Tally the lines in the data that follows that include the word "Median", and report nothing but the total.

Entries taken from a collection:

☆ ☆ ☆ ☆ ☆

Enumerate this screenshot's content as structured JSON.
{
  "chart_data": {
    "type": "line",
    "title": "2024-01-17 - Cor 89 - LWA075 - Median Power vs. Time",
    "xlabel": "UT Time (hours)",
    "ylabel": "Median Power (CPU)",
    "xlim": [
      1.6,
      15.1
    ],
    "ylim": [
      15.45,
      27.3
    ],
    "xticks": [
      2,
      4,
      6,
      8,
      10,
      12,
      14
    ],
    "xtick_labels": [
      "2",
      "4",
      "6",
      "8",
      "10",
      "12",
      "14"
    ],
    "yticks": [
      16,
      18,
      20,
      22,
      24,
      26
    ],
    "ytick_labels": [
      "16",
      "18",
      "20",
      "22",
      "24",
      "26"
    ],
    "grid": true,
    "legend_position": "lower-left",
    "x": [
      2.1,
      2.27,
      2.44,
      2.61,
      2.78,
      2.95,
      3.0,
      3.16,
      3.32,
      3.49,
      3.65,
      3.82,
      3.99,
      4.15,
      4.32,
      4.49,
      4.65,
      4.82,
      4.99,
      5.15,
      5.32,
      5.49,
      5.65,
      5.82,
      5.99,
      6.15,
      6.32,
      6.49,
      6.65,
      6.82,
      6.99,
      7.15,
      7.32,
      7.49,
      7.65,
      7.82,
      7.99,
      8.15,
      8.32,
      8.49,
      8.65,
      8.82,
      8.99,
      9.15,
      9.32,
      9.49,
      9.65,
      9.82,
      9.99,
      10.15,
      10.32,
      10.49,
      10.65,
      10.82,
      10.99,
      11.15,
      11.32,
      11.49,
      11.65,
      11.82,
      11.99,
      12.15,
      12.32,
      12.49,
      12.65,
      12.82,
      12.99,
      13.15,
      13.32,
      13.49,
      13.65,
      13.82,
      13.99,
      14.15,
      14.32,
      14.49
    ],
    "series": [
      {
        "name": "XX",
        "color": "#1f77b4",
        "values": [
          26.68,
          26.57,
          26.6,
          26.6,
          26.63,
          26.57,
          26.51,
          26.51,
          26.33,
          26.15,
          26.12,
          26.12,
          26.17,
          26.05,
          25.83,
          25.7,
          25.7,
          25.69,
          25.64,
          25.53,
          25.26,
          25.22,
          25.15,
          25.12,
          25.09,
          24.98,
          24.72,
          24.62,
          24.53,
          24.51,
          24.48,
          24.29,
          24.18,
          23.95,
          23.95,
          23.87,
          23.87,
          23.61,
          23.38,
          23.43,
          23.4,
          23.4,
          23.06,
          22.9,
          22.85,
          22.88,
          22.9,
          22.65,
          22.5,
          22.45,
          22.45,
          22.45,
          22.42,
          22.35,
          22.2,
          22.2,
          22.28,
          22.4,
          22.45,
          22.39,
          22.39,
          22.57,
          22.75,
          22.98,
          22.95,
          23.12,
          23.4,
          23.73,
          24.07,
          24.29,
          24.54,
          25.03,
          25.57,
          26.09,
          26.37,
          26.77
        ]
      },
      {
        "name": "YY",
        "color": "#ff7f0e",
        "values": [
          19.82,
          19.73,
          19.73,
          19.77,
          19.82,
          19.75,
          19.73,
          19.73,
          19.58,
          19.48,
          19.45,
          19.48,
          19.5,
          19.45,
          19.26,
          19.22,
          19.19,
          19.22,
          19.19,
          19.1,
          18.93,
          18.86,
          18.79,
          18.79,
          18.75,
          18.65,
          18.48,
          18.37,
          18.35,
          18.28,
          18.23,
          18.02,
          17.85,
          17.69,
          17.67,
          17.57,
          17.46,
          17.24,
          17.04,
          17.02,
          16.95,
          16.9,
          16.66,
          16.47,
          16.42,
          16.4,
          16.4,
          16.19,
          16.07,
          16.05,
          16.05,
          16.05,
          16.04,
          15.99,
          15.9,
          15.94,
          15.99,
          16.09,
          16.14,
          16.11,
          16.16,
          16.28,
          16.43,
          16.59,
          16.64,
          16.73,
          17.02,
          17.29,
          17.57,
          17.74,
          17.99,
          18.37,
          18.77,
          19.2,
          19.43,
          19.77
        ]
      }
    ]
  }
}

☆ ☆ ☆ ☆ ☆

> **SOLUTION**: 2